++++ Raw records ++++
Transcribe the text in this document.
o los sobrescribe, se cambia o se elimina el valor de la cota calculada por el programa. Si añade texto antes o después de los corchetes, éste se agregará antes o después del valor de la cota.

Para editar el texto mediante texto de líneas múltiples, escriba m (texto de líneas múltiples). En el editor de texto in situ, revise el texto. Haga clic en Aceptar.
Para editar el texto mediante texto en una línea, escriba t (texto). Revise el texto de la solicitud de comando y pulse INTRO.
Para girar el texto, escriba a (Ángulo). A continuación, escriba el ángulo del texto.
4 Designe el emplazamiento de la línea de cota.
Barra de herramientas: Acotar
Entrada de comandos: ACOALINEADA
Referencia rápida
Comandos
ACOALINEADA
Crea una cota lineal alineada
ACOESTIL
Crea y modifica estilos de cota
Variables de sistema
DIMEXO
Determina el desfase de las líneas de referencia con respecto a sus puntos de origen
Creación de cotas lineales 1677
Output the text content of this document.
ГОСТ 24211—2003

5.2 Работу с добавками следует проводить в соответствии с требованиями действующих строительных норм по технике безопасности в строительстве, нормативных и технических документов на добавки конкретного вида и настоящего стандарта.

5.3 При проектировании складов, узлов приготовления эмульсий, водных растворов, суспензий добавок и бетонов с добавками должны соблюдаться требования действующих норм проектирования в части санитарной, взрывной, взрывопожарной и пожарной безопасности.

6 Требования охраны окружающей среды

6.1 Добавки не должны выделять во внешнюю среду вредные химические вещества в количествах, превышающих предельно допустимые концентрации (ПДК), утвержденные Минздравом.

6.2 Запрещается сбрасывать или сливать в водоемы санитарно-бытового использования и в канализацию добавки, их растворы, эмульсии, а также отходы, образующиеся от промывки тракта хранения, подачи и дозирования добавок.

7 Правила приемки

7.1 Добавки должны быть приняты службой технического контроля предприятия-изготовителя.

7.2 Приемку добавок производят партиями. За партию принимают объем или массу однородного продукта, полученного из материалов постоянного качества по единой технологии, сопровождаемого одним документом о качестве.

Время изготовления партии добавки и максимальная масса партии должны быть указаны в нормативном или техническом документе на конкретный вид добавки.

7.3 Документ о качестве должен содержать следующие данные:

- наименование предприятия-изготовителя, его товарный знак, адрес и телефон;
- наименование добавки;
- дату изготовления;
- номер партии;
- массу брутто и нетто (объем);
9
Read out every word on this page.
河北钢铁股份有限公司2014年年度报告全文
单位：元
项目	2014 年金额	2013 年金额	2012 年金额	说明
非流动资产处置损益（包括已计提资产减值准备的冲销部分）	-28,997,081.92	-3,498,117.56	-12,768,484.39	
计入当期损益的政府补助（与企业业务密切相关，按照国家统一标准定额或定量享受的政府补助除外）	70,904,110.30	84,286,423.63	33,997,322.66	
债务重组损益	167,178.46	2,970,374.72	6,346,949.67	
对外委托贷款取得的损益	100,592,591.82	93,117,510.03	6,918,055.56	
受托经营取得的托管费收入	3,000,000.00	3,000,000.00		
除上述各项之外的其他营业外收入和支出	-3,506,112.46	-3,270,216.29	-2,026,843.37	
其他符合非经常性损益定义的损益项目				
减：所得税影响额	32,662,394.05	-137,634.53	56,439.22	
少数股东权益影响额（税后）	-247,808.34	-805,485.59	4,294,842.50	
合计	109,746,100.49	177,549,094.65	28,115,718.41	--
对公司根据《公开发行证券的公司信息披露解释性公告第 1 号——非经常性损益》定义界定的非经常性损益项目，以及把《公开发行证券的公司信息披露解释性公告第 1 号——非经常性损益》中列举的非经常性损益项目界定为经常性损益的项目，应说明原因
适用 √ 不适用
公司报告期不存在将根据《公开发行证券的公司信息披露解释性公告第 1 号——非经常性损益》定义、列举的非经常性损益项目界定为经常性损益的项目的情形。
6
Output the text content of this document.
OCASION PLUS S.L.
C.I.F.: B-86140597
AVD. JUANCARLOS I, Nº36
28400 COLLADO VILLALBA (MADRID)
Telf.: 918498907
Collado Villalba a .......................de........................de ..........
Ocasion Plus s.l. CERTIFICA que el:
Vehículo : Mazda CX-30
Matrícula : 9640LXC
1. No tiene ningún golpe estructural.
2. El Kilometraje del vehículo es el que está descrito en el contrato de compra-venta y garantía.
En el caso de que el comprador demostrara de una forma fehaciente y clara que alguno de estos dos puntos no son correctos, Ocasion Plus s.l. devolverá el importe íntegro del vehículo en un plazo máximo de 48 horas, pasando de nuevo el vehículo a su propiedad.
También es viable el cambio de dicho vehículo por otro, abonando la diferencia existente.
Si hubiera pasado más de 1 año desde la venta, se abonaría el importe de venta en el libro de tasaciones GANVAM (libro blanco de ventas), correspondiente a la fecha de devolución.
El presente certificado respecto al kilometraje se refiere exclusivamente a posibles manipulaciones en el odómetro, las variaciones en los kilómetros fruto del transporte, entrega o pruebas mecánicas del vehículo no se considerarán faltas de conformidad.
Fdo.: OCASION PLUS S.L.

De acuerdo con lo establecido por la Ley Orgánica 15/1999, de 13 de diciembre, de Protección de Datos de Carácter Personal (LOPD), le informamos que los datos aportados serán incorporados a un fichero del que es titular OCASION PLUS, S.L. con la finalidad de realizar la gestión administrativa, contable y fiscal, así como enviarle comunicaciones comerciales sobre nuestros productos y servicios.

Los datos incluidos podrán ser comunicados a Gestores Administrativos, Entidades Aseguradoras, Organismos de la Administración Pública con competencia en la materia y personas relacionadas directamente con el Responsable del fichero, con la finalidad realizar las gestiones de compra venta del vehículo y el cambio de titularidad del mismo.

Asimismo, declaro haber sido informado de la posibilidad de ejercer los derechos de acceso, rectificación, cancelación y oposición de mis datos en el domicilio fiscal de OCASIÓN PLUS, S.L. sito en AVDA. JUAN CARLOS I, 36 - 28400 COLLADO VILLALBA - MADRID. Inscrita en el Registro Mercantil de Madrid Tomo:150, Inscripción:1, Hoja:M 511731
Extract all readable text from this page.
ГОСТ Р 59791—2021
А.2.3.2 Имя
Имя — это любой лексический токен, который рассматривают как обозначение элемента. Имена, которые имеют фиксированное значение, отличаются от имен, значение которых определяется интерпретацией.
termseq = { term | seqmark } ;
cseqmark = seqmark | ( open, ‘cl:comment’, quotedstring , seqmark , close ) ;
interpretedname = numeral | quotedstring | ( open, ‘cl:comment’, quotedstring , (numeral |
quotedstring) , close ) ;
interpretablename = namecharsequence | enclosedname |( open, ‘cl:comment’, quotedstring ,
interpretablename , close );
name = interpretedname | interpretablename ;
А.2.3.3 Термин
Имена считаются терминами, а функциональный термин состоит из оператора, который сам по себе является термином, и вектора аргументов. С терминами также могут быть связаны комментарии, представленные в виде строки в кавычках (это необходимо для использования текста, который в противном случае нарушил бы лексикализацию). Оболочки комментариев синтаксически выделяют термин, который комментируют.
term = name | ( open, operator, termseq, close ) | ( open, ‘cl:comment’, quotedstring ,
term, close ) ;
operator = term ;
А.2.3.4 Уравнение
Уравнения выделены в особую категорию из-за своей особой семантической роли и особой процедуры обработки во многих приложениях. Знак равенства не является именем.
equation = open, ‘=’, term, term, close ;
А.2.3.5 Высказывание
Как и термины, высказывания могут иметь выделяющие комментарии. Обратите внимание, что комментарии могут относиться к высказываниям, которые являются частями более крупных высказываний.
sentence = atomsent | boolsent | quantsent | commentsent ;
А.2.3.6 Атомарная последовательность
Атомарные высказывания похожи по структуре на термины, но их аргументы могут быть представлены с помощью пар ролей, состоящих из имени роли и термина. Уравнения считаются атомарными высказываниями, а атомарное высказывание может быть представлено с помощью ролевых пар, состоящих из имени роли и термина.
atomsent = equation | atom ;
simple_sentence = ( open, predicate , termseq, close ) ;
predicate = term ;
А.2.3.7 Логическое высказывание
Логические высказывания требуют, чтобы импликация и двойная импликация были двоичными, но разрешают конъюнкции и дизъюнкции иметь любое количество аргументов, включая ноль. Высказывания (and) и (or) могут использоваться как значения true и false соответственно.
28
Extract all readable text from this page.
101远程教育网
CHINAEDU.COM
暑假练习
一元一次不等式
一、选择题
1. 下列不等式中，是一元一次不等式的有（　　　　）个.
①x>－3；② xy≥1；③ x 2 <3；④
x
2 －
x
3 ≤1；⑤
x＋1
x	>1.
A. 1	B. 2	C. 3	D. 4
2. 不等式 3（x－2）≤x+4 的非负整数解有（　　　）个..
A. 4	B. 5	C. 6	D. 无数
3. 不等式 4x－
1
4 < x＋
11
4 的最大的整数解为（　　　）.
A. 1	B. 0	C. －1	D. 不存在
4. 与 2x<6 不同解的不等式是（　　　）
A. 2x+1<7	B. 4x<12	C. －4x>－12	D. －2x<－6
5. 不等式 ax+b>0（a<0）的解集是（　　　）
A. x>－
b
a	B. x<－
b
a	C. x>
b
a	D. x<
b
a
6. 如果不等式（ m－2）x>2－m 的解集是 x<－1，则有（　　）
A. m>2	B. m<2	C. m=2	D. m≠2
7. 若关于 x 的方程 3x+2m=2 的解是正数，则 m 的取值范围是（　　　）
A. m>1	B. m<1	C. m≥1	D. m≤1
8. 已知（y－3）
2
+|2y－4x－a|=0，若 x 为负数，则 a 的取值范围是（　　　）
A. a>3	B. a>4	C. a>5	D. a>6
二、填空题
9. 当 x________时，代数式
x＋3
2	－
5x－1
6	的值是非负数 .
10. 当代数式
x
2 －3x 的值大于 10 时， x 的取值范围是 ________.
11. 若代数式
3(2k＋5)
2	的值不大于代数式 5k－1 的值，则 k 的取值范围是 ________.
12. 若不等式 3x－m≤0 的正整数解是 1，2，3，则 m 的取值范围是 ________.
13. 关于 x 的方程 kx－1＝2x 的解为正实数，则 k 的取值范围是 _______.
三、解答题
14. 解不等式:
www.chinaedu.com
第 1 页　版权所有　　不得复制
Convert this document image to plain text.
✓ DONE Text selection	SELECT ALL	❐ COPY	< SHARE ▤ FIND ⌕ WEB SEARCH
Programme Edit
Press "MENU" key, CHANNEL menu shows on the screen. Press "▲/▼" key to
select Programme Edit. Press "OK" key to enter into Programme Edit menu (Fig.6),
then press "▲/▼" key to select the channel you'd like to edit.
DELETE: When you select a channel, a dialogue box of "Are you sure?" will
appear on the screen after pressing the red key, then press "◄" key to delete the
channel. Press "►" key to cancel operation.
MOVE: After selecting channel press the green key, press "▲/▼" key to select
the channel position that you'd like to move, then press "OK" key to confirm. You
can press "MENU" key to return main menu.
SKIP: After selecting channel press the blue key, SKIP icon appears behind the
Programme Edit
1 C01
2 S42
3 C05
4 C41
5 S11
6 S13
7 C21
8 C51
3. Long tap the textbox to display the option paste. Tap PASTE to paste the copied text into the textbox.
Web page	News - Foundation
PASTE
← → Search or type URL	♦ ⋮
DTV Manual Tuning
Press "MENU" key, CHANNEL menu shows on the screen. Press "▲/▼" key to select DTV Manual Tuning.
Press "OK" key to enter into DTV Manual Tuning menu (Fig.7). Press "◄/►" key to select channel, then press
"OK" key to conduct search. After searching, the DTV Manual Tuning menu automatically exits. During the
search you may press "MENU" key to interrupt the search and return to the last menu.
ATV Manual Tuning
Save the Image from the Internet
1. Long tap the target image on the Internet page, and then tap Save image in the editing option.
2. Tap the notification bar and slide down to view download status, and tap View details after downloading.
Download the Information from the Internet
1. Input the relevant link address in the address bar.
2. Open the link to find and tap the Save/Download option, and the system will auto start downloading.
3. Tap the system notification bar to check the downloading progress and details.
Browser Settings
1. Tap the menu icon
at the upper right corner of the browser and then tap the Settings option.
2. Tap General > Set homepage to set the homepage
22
++++
Written instruction
In the listing above, how many lines include the word "link"? Answer with the number and nothing more.

Exercise response
2